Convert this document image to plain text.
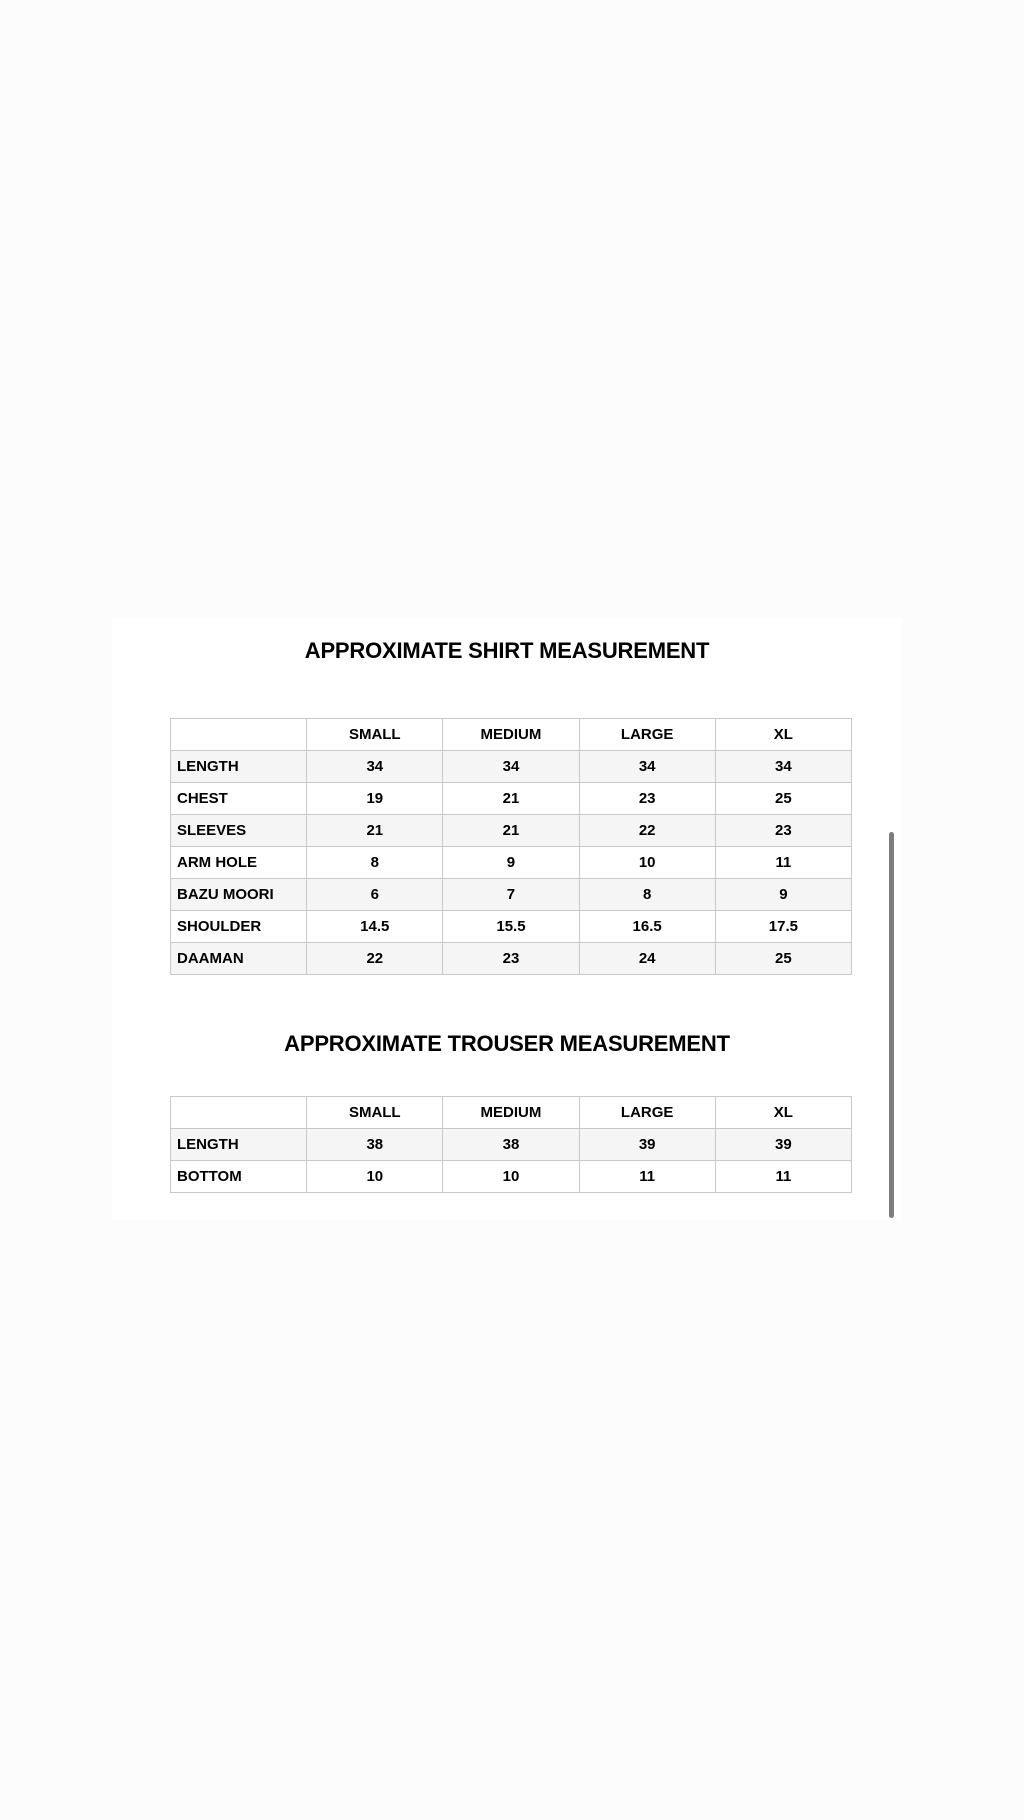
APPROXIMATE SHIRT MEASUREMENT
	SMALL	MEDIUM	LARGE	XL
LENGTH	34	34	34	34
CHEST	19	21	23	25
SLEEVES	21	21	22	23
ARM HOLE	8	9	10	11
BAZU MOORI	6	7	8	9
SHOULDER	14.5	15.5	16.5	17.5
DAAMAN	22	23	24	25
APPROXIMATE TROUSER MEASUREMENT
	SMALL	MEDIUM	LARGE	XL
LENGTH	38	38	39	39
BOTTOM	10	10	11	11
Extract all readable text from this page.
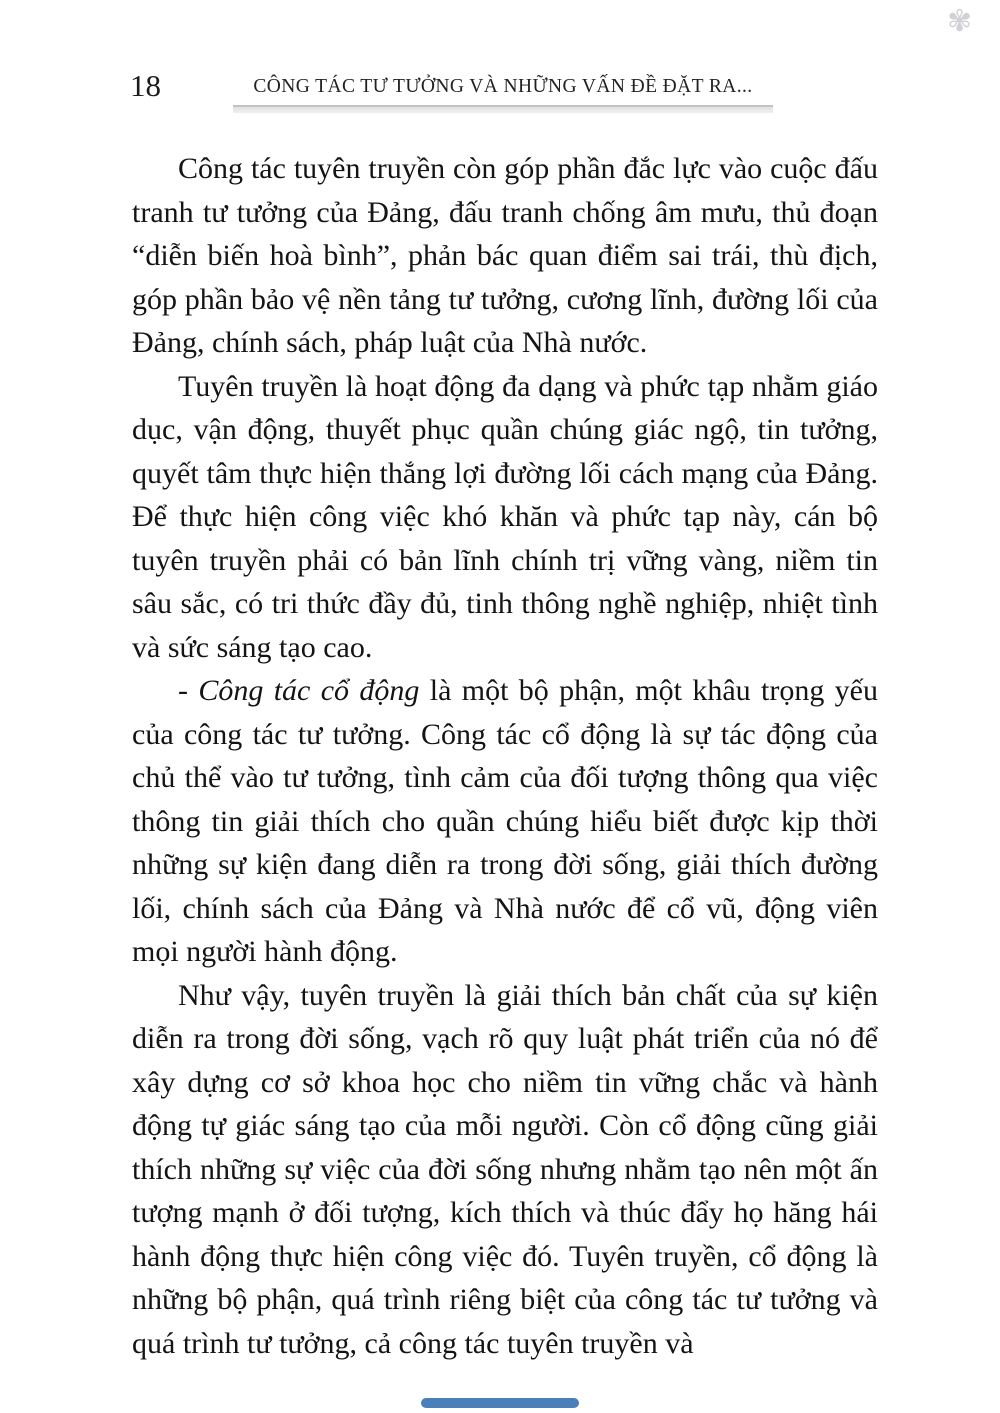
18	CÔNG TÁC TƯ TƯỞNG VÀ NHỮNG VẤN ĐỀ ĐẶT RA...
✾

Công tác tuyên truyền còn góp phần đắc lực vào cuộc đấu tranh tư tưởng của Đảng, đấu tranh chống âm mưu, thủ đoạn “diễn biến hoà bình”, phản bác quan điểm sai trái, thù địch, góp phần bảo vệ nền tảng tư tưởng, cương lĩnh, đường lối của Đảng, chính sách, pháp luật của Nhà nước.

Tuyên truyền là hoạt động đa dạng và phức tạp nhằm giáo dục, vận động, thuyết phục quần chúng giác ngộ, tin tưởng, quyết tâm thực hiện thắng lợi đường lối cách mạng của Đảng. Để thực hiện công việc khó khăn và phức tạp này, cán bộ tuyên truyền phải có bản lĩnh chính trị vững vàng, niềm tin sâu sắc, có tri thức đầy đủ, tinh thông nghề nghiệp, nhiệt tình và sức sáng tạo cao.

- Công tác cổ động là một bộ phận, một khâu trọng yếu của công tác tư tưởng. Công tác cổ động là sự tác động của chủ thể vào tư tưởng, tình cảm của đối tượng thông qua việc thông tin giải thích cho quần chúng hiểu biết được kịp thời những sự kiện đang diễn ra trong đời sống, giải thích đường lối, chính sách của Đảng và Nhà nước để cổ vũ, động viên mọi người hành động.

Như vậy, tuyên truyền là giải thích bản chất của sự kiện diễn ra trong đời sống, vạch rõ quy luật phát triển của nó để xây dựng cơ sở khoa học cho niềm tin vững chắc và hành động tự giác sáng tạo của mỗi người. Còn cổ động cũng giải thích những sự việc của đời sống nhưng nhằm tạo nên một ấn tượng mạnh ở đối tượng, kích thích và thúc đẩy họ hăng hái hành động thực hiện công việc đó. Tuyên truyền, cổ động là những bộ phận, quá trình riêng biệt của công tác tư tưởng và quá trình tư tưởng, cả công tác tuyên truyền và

▬▬▬▬▬▬

— TO DO —
Identify the lines above with the word "text". Copy them.

— SOLUTION —
Convert this document image to plain text.
Extract all readable text from this page.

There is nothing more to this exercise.